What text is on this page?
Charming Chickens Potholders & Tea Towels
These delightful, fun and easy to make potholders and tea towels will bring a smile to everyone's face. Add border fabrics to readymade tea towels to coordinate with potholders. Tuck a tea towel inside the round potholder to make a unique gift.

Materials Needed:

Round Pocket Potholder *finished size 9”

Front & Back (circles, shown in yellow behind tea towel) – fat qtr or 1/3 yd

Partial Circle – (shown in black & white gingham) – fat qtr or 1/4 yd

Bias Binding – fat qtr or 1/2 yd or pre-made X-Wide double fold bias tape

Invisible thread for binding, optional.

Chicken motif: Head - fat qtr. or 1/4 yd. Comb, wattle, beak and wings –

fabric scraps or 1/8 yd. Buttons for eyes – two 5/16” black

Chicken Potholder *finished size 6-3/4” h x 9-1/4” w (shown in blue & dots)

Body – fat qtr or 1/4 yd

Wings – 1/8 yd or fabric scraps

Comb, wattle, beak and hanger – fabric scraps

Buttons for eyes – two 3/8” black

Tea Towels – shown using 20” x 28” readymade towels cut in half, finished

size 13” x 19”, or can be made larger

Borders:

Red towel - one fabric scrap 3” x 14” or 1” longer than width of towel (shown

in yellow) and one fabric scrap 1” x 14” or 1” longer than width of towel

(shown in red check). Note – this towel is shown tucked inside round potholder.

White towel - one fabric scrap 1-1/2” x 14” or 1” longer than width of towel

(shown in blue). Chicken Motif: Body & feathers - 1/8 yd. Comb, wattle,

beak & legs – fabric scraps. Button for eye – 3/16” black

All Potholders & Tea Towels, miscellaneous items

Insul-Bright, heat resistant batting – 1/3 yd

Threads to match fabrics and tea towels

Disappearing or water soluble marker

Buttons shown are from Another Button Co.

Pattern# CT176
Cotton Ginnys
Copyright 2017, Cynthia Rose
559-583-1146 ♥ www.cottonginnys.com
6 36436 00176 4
##########
• Instructions to follow
Copy all lines from the entries that contain the word "blue".

• Final answer
Chicken Potholder *finished size 6-3/4” h x 9-1/4” w (shown in blue & dots)
(shown in blue). Chicken Motif: Body & feathers - 1/8 yd. Comb, wattle,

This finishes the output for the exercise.